* SET EXERCISE
Copy every line of the records below where the word "client" occurs.

* EXERCISE INPUT
────────────────────────────────────────

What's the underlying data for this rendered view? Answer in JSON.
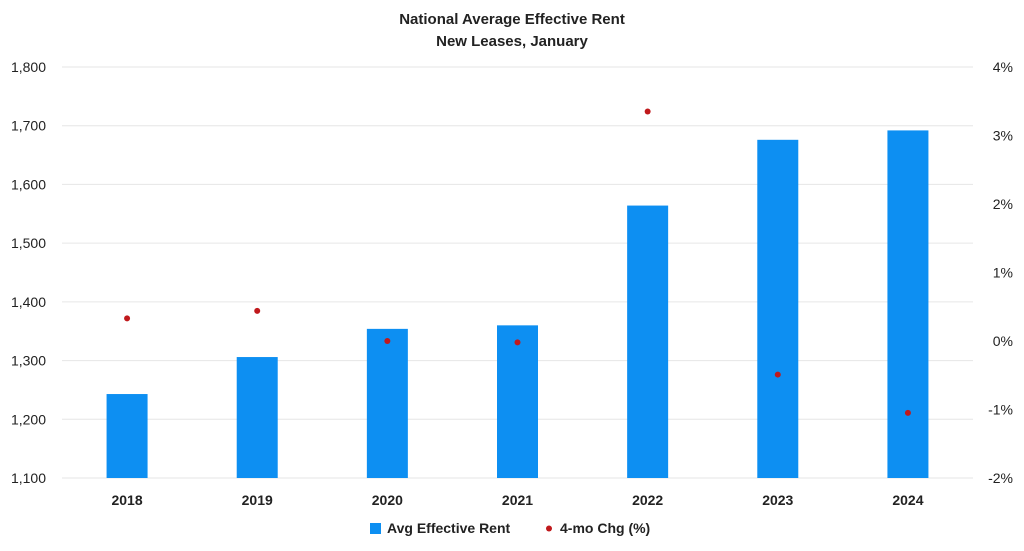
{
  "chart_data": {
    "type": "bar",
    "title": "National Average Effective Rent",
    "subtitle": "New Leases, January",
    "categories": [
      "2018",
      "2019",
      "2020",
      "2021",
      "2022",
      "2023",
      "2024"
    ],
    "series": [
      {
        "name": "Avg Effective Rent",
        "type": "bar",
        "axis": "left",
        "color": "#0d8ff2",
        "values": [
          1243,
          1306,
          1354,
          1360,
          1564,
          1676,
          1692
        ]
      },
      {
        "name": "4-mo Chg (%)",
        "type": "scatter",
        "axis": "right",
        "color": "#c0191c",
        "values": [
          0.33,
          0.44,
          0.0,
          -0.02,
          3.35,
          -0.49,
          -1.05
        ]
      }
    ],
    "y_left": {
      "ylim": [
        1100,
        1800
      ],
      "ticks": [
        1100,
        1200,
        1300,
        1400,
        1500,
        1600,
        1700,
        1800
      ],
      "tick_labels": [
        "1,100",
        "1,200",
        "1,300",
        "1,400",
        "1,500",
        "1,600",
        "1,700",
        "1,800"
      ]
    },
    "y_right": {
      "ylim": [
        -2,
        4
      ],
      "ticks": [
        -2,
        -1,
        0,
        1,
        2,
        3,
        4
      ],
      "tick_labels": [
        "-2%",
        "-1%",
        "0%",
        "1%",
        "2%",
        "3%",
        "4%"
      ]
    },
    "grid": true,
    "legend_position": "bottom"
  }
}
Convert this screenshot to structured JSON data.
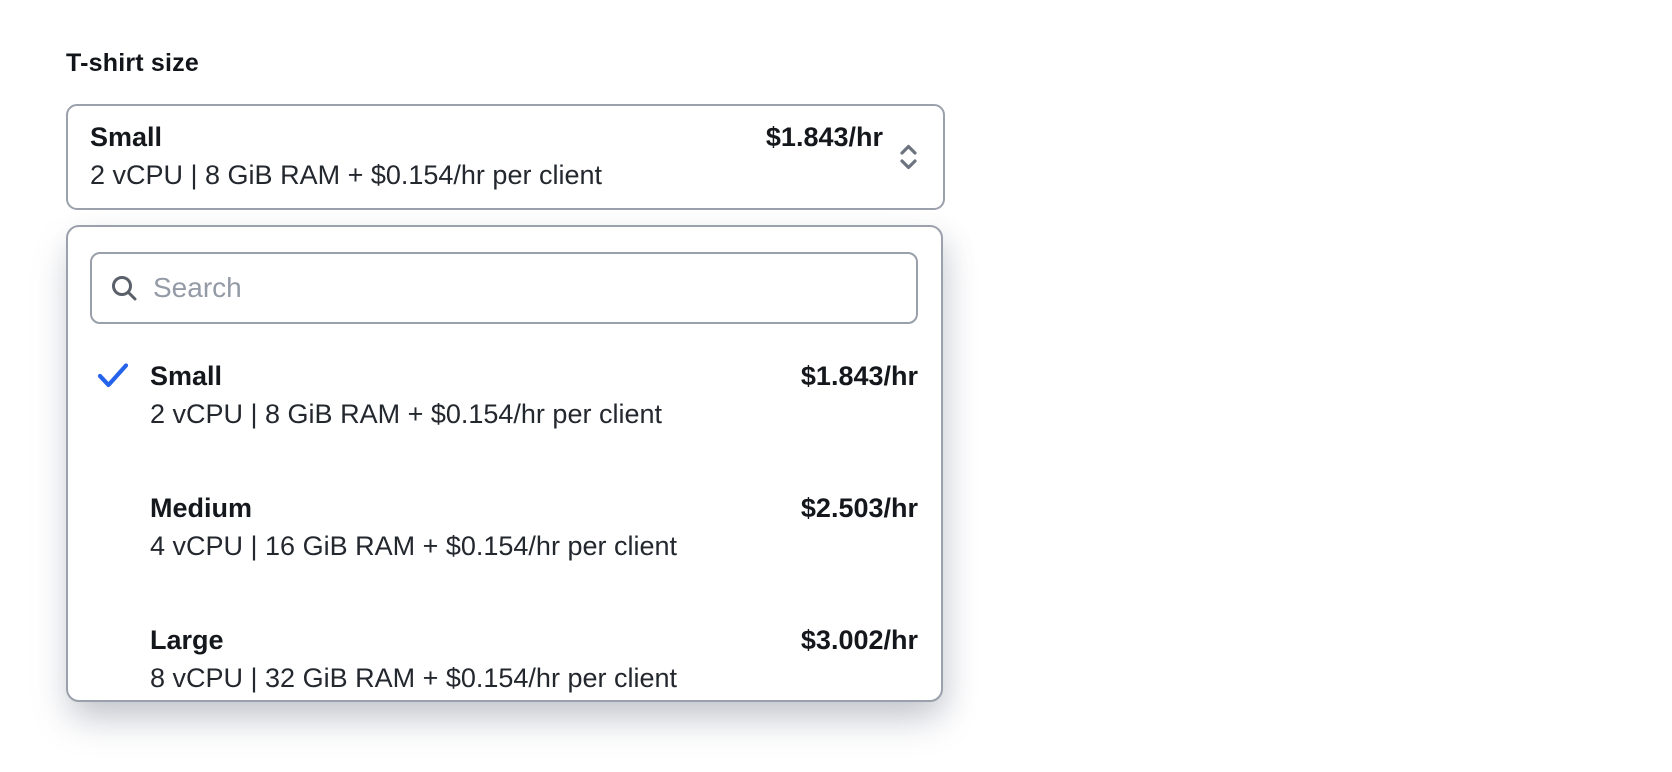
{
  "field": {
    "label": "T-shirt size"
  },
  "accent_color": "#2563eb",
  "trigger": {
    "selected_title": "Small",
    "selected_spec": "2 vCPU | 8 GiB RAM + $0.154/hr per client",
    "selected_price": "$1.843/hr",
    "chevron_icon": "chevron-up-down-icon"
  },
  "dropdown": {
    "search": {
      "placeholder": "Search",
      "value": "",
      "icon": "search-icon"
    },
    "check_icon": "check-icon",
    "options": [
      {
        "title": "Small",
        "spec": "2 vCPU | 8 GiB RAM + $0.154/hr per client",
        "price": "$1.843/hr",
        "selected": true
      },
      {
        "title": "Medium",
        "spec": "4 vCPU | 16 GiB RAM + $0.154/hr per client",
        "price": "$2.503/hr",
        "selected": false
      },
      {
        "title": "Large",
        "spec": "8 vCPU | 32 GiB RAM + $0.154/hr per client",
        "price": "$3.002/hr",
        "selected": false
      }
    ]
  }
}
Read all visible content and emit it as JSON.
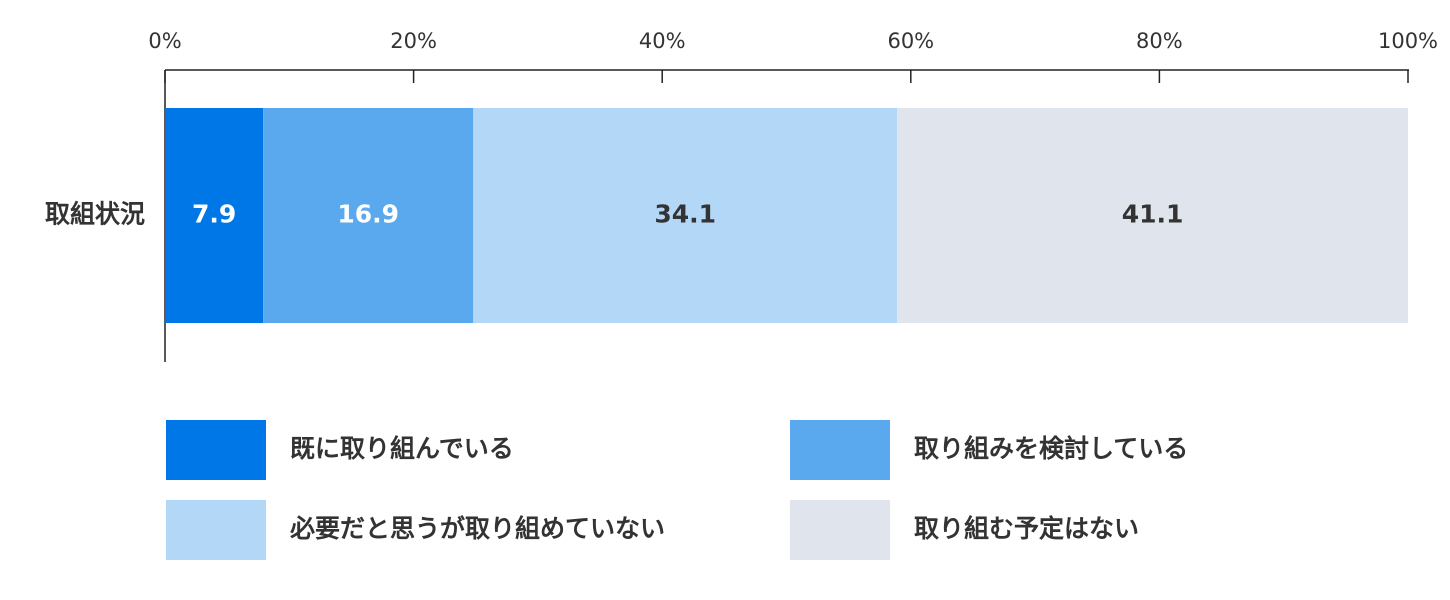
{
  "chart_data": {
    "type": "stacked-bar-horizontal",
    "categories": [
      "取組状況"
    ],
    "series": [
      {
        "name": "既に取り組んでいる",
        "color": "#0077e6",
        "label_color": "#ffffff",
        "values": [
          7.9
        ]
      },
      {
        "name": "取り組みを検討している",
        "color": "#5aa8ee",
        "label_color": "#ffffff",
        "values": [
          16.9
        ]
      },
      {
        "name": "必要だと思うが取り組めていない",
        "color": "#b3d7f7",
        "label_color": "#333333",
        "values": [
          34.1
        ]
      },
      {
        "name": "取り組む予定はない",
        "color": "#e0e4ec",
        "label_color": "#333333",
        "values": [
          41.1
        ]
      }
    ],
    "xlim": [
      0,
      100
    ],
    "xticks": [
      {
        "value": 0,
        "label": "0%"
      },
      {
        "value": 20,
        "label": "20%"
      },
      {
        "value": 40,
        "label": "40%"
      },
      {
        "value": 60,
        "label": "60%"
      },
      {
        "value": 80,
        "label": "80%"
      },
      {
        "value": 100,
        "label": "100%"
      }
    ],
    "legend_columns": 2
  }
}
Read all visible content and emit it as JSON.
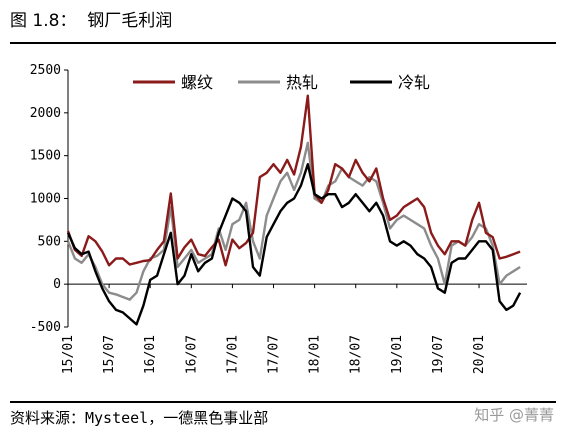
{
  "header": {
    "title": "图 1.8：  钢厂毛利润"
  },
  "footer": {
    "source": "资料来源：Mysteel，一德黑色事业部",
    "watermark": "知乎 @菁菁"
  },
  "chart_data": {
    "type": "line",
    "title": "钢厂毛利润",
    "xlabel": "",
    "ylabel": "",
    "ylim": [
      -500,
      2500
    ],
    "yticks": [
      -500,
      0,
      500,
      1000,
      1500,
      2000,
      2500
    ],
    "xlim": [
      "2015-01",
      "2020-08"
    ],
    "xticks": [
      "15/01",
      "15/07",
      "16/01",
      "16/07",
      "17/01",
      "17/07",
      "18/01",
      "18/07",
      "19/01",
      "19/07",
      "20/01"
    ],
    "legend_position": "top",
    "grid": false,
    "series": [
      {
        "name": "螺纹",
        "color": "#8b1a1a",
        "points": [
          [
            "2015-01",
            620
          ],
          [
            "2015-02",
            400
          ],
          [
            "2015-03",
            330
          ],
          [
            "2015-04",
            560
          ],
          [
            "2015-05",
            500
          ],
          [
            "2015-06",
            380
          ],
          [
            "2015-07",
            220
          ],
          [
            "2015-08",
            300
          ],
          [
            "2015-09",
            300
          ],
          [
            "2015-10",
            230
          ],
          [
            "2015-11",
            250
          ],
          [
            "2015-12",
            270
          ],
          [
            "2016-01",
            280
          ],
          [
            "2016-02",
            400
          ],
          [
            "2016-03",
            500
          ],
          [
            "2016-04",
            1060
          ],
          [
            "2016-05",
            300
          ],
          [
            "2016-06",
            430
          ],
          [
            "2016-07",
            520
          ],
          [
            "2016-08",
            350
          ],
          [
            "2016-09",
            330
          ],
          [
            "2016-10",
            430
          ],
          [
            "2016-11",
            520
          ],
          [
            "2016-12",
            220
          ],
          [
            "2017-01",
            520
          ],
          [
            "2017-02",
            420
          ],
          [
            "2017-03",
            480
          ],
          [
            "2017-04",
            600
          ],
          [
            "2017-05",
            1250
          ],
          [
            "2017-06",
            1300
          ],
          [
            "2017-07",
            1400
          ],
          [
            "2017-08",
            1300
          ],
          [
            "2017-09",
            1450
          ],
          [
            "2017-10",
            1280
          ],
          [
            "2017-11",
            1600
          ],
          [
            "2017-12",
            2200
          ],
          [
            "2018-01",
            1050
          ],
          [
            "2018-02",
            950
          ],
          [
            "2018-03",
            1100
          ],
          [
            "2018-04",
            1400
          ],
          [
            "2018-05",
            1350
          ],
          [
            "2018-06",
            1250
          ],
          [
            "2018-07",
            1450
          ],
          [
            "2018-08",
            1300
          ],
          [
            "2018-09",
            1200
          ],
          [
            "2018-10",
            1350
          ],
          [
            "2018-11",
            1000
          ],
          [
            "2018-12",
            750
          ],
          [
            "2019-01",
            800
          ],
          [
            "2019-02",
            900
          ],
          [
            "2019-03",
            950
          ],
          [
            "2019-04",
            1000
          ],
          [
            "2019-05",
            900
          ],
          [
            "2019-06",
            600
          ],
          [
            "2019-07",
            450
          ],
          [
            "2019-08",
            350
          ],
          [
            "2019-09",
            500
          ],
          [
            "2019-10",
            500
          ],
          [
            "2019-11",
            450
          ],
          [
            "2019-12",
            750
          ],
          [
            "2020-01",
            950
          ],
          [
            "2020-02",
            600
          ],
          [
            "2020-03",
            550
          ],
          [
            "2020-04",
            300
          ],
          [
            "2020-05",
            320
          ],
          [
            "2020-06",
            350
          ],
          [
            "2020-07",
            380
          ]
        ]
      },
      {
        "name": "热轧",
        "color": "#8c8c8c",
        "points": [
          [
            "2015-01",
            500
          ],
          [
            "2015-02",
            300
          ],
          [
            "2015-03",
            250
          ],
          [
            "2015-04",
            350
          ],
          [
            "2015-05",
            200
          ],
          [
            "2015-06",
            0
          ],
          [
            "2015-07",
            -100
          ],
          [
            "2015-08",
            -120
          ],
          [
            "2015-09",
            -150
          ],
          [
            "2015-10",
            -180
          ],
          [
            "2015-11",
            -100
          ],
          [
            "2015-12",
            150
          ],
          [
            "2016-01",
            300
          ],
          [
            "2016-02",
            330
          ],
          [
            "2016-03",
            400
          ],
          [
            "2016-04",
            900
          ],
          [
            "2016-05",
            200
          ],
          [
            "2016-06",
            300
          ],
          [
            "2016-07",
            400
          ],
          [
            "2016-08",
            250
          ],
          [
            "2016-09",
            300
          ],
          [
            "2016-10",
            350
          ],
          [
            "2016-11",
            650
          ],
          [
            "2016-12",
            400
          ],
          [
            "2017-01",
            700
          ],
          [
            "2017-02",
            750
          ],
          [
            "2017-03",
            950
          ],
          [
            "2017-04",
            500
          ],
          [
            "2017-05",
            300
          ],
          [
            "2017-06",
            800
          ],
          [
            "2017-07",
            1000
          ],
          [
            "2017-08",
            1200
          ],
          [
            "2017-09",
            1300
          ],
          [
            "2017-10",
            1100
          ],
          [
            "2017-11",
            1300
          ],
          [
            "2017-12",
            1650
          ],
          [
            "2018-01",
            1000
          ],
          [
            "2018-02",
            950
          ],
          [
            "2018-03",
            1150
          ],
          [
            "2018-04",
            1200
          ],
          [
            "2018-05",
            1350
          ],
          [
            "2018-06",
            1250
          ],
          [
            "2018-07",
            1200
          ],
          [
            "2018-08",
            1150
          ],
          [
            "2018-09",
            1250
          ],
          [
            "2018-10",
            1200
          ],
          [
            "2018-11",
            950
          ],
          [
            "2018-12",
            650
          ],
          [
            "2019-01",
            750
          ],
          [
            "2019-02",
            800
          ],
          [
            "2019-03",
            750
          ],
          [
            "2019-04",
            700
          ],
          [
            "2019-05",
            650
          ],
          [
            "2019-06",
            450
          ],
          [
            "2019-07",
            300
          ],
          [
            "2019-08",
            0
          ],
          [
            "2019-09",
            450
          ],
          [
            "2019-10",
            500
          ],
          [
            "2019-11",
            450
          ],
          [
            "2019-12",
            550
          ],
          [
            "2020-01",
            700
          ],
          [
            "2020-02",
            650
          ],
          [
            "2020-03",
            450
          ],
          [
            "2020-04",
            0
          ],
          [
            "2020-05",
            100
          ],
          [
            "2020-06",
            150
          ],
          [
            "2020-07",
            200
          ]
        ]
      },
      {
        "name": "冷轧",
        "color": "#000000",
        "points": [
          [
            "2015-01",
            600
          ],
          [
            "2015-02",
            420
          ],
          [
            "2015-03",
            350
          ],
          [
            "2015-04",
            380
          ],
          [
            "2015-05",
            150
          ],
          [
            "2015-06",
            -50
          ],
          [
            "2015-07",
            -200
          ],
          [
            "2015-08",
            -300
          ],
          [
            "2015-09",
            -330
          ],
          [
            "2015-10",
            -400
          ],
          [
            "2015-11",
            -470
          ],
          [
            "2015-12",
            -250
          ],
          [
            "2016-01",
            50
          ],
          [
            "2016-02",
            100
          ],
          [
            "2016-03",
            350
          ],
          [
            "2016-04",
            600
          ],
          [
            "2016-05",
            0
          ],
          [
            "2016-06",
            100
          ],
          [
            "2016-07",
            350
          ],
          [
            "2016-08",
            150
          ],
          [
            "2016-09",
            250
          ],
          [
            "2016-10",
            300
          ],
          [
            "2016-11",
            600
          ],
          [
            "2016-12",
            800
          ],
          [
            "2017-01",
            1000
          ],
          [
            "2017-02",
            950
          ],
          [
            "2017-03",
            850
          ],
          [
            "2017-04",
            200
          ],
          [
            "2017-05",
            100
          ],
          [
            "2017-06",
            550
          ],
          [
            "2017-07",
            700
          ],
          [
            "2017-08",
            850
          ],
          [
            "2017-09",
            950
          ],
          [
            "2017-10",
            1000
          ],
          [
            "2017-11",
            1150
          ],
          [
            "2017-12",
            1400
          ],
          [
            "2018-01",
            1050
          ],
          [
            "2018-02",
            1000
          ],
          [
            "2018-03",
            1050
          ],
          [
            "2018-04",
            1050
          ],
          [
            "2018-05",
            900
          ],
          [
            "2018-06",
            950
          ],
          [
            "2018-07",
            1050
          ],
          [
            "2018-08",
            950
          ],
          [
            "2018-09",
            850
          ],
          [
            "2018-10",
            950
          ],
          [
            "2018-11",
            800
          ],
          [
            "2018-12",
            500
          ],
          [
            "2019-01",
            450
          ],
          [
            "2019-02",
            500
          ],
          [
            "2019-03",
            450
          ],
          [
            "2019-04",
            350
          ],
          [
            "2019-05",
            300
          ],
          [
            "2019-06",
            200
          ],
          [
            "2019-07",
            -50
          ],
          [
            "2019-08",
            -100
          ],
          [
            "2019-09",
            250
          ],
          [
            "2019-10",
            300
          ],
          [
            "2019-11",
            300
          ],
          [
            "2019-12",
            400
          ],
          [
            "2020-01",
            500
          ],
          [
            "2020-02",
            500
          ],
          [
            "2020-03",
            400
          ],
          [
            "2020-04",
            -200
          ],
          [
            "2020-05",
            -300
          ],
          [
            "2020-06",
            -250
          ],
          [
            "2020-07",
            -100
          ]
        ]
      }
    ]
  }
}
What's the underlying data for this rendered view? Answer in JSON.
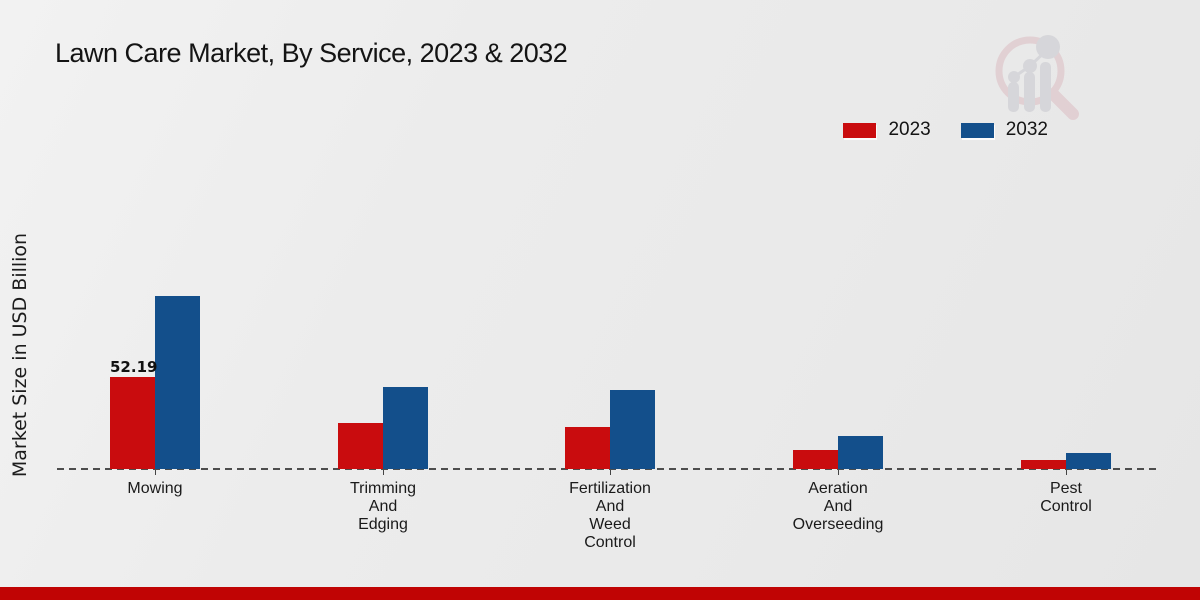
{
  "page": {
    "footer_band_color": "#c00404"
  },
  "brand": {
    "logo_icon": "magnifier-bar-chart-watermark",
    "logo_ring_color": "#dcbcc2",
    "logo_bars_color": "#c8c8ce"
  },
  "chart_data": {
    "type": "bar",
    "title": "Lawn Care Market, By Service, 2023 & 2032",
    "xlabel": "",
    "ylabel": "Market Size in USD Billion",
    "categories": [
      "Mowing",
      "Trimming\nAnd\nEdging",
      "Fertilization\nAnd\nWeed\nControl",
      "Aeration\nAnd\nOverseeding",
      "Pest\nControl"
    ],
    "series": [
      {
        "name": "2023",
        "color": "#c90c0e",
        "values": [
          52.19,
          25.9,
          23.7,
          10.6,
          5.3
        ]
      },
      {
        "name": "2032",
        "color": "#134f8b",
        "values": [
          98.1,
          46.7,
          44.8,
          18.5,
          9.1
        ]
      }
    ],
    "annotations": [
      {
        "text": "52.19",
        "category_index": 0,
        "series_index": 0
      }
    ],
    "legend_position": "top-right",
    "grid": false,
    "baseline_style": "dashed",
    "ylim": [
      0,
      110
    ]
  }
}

────────────────────────────────────────

* RESULT
    "selected_spec": "2 vCPU | 8 GiB RAM + $0.154/hr per client",
        "spec": "2 vCPU | 8 GiB RAM + $0.154/hr per client",
        "spec": "4 vCPU | 16 GiB RAM + $0.154/hr per client",
        "spec": "8 vCPU | 32 GiB RAM + $0.154/hr per client",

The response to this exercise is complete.